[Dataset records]
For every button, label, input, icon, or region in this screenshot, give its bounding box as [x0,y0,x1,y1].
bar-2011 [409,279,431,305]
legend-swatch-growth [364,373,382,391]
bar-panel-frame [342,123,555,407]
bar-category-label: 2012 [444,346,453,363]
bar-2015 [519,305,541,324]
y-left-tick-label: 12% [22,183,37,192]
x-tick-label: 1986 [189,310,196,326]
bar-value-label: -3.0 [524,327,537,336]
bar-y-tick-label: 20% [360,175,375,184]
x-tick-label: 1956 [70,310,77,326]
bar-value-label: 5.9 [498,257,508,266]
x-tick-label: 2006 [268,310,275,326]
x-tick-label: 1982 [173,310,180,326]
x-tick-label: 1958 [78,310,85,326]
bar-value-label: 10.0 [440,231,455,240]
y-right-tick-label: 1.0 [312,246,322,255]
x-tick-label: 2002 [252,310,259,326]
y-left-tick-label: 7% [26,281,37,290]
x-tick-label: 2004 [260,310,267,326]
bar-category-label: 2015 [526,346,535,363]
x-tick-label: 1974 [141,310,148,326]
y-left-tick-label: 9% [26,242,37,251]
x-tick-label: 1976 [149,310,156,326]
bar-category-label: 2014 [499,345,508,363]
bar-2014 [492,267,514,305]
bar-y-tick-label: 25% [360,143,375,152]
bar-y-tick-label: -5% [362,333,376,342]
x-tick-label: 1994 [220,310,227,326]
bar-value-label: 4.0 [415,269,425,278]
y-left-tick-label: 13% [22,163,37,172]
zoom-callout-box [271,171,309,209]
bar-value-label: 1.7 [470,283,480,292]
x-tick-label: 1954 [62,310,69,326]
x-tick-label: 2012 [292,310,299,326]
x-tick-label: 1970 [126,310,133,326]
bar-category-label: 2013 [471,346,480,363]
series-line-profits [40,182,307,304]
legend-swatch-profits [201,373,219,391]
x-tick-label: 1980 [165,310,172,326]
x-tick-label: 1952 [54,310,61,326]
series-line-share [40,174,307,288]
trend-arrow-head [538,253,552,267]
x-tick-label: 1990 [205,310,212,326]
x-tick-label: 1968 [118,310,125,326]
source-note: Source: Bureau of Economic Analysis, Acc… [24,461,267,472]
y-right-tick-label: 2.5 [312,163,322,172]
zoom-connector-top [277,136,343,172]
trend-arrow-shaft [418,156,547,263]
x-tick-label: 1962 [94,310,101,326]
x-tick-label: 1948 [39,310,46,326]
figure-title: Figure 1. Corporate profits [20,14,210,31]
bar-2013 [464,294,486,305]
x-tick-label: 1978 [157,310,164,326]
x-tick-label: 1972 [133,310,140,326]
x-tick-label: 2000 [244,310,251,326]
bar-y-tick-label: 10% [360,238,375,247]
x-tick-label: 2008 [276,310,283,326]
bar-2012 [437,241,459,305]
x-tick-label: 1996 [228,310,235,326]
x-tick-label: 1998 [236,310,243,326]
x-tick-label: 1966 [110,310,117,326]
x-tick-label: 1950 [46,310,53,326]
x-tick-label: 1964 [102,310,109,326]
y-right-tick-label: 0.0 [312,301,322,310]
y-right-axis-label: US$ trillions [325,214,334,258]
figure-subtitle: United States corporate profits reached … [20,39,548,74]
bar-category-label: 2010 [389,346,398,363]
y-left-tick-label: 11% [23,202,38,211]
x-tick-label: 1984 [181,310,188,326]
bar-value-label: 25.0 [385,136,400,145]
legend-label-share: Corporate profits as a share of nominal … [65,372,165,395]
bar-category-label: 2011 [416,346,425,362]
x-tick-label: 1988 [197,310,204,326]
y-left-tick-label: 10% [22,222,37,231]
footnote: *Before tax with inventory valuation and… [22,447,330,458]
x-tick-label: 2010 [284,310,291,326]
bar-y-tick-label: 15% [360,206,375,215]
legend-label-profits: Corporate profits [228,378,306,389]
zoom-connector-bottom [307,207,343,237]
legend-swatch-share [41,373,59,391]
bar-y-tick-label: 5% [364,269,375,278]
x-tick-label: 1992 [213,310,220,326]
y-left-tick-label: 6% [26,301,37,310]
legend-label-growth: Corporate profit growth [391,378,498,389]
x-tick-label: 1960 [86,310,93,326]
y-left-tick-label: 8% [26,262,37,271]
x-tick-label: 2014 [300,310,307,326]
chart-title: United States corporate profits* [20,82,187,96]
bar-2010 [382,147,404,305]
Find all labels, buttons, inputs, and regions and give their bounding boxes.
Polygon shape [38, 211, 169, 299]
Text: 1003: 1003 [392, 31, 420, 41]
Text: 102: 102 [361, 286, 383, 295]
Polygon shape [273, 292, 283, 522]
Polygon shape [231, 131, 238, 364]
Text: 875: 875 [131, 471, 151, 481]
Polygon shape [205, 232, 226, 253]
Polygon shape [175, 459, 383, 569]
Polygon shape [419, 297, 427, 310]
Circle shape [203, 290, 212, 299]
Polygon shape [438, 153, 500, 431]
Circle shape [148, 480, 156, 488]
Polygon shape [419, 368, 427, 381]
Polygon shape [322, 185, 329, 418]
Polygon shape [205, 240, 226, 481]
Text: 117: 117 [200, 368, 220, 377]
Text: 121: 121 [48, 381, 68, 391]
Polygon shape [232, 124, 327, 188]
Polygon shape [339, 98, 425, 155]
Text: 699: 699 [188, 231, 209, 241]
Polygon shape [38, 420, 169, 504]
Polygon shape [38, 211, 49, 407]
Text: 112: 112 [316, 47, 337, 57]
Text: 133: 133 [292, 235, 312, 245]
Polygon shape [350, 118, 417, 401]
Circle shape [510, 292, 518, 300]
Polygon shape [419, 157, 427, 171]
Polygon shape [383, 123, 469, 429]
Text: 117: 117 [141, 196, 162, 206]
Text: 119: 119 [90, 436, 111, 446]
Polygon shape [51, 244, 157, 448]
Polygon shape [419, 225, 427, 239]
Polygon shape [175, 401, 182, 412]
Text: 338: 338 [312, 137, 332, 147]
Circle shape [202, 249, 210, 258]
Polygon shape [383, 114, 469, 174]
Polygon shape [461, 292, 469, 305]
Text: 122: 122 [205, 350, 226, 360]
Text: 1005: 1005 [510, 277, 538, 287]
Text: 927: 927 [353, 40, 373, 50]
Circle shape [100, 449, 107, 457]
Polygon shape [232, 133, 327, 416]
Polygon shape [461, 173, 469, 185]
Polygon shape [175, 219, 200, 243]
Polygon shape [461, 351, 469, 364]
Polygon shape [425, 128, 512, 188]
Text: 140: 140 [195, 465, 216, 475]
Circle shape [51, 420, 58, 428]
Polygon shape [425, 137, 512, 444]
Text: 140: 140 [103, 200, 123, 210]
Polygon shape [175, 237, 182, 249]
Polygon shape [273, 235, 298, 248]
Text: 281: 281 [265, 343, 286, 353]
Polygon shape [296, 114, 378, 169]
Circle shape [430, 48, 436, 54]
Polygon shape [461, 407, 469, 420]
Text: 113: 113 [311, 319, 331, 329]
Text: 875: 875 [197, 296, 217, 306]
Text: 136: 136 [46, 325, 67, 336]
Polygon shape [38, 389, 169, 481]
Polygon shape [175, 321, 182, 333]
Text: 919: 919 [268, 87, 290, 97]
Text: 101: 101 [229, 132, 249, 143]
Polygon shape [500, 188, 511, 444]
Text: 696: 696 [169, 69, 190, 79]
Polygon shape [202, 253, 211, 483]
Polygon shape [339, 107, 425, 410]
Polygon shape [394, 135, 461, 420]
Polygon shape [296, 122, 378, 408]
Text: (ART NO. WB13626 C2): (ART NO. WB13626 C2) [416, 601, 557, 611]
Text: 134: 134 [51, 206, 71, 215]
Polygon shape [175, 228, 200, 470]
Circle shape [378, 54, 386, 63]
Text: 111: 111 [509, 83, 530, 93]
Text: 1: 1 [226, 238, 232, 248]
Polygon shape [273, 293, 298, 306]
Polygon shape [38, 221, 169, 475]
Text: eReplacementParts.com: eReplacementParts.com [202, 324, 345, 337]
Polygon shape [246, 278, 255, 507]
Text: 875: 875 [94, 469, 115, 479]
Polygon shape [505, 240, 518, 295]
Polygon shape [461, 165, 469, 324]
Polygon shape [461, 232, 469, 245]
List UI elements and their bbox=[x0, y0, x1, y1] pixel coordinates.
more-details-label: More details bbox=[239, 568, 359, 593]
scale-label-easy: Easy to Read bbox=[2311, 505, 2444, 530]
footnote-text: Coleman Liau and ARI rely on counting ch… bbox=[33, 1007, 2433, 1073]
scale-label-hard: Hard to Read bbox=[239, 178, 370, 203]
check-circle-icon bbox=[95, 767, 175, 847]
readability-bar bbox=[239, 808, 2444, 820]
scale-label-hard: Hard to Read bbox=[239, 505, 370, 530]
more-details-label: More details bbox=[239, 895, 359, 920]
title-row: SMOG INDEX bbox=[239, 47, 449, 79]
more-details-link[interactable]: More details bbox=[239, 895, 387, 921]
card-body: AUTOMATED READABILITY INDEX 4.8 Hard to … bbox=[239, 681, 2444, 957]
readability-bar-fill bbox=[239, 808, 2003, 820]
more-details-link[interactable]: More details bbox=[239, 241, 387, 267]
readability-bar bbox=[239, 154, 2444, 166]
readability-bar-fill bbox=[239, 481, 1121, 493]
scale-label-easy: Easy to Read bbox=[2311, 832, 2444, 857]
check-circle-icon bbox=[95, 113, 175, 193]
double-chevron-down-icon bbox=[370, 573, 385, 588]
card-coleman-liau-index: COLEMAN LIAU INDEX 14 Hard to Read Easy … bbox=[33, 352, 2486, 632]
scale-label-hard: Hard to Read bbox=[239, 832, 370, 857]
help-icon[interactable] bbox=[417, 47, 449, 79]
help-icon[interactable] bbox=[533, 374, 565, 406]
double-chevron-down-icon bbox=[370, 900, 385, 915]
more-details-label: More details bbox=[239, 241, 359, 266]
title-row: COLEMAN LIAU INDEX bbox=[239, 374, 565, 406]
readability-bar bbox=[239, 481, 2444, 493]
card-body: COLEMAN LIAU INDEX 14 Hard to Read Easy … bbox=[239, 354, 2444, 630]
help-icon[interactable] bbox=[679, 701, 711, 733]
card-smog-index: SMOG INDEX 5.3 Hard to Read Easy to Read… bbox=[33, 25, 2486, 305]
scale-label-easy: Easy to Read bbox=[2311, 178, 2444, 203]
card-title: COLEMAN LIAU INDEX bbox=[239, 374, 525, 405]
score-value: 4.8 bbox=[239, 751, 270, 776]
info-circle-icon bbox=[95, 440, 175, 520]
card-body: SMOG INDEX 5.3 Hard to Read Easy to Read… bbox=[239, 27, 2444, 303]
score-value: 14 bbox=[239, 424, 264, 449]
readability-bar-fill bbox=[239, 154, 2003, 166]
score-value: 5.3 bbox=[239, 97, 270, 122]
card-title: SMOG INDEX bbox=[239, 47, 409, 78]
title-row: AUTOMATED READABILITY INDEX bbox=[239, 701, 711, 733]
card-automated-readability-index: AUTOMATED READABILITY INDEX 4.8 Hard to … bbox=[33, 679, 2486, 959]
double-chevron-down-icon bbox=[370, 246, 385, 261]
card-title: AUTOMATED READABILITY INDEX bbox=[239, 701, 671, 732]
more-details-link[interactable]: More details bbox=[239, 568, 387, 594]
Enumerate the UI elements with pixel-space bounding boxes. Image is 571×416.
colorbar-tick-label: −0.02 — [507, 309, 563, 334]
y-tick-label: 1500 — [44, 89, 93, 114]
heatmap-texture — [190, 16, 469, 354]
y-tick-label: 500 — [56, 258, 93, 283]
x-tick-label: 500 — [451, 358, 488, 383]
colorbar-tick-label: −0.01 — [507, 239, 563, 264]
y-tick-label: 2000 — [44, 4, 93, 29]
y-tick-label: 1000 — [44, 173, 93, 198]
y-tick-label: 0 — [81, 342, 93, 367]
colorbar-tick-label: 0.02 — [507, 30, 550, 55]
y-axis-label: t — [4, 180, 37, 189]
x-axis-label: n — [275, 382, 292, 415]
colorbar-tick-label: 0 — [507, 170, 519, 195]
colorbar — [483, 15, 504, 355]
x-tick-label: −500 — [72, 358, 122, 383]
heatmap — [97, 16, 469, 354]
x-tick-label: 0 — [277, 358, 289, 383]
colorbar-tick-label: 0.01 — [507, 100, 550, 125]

### WRITTEN INSTRUCTION
Update the records from the start up to and including the line with "y-left-tick-label: 9% [26,242,37,251]" by changing every "bar-value-label" to "bar-annotation", with everything else left unchanged.

### ANSWER TO THE TASK
For every button, label, input, icon, or region in this screenshot, give its bounding box as [x0,y0,x1,y1].
bar-2011 [409,279,431,305]
legend-swatch-growth [364,373,382,391]
bar-panel-frame [342,123,555,407]
bar-category-label: 2012 [444,346,453,363]
bar-2015 [519,305,541,324]
y-left-tick-label: 12% [22,183,37,192]
x-tick-label: 1986 [189,310,196,326]
bar-annotation: -3.0 [524,327,537,336]
bar-y-tick-label: 20% [360,175,375,184]
x-tick-label: 1956 [70,310,77,326]
bar-annotation: 5.9 [498,257,508,266]
x-tick-label: 2006 [268,310,275,326]
x-tick-label: 1982 [173,310,180,326]
x-tick-label: 1958 [78,310,85,326]
bar-annotation: 10.0 [440,231,455,240]
y-right-tick-label: 1.0 [312,246,322,255]
x-tick-label: 2002 [252,310,259,326]
y-left-tick-label: 7% [26,281,37,290]
x-tick-label: 2004 [260,310,267,326]
bar-category-label: 2015 [526,346,535,363]
x-tick-label: 1974 [141,310,148,326]
y-left-tick-label: 9% [26,242,37,251]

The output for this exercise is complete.